REQUIREMENTS.
Write out all of the data exactly as it appears.

Stored records.
+ + +
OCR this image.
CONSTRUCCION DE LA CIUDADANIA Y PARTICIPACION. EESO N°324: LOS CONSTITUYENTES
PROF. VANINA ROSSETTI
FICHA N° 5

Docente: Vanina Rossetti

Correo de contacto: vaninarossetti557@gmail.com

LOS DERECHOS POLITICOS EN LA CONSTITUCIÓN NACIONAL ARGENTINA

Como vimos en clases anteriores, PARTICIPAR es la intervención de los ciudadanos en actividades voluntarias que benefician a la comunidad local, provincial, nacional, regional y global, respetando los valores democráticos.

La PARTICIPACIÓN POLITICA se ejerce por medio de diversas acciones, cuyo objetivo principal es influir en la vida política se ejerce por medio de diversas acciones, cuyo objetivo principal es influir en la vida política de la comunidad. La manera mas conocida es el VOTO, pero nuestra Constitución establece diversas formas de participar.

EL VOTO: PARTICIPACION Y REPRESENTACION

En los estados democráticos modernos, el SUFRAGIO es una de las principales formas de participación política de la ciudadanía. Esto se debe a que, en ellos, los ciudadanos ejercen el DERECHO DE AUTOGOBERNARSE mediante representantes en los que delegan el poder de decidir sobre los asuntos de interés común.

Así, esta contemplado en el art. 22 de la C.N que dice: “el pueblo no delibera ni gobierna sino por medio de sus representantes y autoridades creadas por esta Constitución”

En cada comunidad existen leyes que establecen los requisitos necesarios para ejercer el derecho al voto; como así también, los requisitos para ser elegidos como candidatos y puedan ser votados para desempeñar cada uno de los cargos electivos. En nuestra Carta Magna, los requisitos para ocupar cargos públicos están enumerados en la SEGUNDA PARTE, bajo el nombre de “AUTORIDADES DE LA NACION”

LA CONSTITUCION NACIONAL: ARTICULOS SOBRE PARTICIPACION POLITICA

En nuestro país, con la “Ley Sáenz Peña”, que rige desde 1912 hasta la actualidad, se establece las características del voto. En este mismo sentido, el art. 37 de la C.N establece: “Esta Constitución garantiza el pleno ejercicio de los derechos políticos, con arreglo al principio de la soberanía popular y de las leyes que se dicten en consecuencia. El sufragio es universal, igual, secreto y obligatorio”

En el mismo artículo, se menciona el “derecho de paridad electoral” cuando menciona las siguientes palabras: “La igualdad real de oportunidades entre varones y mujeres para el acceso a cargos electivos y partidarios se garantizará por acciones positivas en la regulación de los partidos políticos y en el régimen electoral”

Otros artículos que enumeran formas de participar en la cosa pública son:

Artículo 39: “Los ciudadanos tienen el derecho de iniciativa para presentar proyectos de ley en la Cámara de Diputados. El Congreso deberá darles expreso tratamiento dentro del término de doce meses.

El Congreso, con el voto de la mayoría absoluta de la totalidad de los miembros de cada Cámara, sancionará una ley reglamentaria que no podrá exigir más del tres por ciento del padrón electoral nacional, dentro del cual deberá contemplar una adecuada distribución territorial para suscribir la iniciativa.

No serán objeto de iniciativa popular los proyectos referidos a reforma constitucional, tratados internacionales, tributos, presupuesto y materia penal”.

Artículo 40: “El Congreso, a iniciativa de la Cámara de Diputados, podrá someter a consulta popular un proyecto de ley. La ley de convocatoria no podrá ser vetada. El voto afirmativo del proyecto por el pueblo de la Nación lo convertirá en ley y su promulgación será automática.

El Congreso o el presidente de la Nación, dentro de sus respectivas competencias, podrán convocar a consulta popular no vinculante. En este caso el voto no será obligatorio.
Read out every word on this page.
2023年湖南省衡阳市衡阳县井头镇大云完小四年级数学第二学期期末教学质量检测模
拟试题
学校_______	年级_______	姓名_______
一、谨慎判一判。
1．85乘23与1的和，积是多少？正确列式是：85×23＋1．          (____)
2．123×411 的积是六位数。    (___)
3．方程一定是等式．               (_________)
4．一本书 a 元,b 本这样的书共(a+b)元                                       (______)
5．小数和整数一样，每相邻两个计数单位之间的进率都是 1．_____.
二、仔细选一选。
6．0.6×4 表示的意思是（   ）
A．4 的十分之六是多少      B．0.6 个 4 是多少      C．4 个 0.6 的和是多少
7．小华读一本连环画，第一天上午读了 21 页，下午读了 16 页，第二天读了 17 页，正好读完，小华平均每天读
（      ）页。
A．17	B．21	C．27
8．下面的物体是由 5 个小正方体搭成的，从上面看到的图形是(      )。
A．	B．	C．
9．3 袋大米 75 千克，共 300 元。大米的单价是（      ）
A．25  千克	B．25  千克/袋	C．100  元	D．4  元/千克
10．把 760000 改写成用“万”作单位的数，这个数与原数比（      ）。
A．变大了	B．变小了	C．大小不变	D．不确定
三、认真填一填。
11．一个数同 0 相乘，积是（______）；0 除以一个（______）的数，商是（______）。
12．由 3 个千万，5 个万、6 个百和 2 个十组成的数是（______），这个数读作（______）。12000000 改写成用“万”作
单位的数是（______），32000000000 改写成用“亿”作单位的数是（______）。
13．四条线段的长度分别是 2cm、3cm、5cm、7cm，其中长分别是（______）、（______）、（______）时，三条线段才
+ + +
SOLUTION BELOW.
OCR this image.
CONSTRUCCION DE LA CIUDADANIA Y PARTICIPACION. EESO N°324: LOS CONSTITUYENTES
PROF. VANINA ROSSETTI
FICHA N° 5

Docente: Vanina Rossetti

Correo de contacto: vaninarossetti557@gmail.com

LOS DERECHOS POLITICOS EN LA CONSTITUCIÓN NACIONAL ARGENTINA

Como vimos en clases anteriores, PARTICIPAR es la intervención de los ciudadanos en actividades voluntarias que benefician a la comunidad local, provincial, nacional, regional y global, respetando los valores democráticos.

La PARTICIPACIÓN POLITICA se ejerce por medio de diversas acciones, cuyo objetivo principal es influir en la vida política se ejerce por medio de diversas acciones, cuyo objetivo principal es influir en la vida política de la comunidad. La manera mas conocida es el VOTO, pero nuestra Constitución establece diversas formas de participar.

EL VOTO: PARTICIPACION Y REPRESENTACION

En los estados democráticos modernos, el SUFRAGIO es una de las principales formas de participación política de la ciudadanía. Esto se debe a que, en ellos, los ciudadanos ejercen el DERECHO DE AUTOGOBERNARSE mediante representantes en los que delegan el poder de decidir sobre los asuntos de interés común.

Así, esta contemplado en el art. 22 de la C.N que dice: “el pueblo no delibera ni gobierna sino por medio de sus representantes y autoridades creadas por esta Constitución”

En cada comunidad existen leyes que establecen los requisitos necesarios para ejercer el derecho al voto; como así también, los requisitos para ser elegidos como candidatos y puedan ser votados para desempeñar cada uno de los cargos electivos. En nuestra Carta Magna, los requisitos para ocupar cargos públicos están enumerados en la SEGUNDA PARTE, bajo el nombre de “AUTORIDADES DE LA NACION”

LA CONSTITUCION NACIONAL: ARTICULOS SOBRE PARTICIPACION POLITICA

En nuestro país, con la “Ley Sáenz Peña”, que rige desde 1912 hasta la actualidad, se establece las características del voto. En este mismo sentido, el art. 37 de la C.N establece: “Esta Constitución garantiza el pleno ejercicio de los derechos políticos, con arreglo al principio de la soberanía popular y de las leyes que se dicten en consecuencia. El sufragio es universal, igual, secreto y obligatorio”

En el mismo artículo, se menciona el “derecho de paridad electoral” cuando menciona las siguientes palabras: “La igualdad real de oportunidades entre varones y mujeres para el acceso a cargos electivos y partidarios se garantizará por acciones positivas en la regulación de los partidos políticos y en el régimen electoral”

Otros artículos que enumeran formas de participar en la cosa pública son:

Artículo 39: “Los ciudadanos tienen el derecho de iniciativa para presentar proyectos de ley en la Cámara de Diputados. El Congreso deberá darles expreso tratamiento dentro del término de doce meses.

El Congreso, con el voto de la mayoría absoluta de la totalidad de los miembros de cada Cámara, sancionará una ley reglamentaria que no podrá exigir más del tres por ciento del padrón electoral nacional, dentro del cual deberá contemplar una adecuada distribución territorial para suscribir la iniciativa.

No serán objeto de iniciativa popular los proyectos referidos a reforma constitucional, tratados internacionales, tributos, presupuesto y materia penal”.

Artículo 40: “El Congreso, a iniciativa de la Cámara de Diputados, podrá someter a consulta popular un proyecto de ley. La ley de convocatoria no podrá ser vetada. El voto afirmativo del proyecto por el pueblo de la Nación lo convertirá en ley y su promulgación será automática.

El Congreso o el presidente de la Nación, dentro de sus respectivas competencias, podrán convocar a consulta popular no vinculante. En este caso el voto no será obligatorio.
Read out every word on this page.
2023年湖南省衡阳市衡阳县井头镇大云完小四年级数学第二学期期末教学质量检测模
拟试题
学校_______	年级_______	姓名_______
一、谨慎判一判。
1．85乘23与1的和，积是多少？正确列式是：85×23＋1．          (____)
2．123×411 的积是六位数。    (___)
3．方程一定是等式．               (_________)
4．一本书 a 元,b 本这样的书共(a+b)元                                       (______)
5．小数和整数一样，每相邻两个计数单位之间的进率都是 1．_____.
二、仔细选一选。
6．0.6×4 表示的意思是（   ）
A．4 的十分之六是多少      B．0.6 个 4 是多少      C．4 个 0.6 的和是多少
7．小华读一本连环画，第一天上午读了 21 页，下午读了 16 页，第二天读了 17 页，正好读完，小华平均每天读
（      ）页。
A．17	B．21	C．27
8．下面的物体是由 5 个小正方体搭成的，从上面看到的图形是(      )。
A．	B．	C．
9．3 袋大米 75 千克，共 300 元。大米的单价是（      ）
A．25  千克	B．25  千克/袋	C．100  元	D．4  元/千克
10．把 760000 改写成用“万”作单位的数，这个数与原数比（      ）。
A．变大了	B．变小了	C．大小不变	D．不确定
三、认真填一填。
11．一个数同 0 相乘，积是（______）；0 除以一个（______）的数，商是（______）。
12．由 3 个千万，5 个万、6 个百和 2 个十组成的数是（______），这个数读作（______）。12000000 改写成用“万”作
单位的数是（______），32000000000 改写成用“亿”作单位的数是（______）。
13．四条线段的长度分别是 2cm、3cm、5cm、7cm，其中长分别是（______）、（______）、（______）时，三条线段才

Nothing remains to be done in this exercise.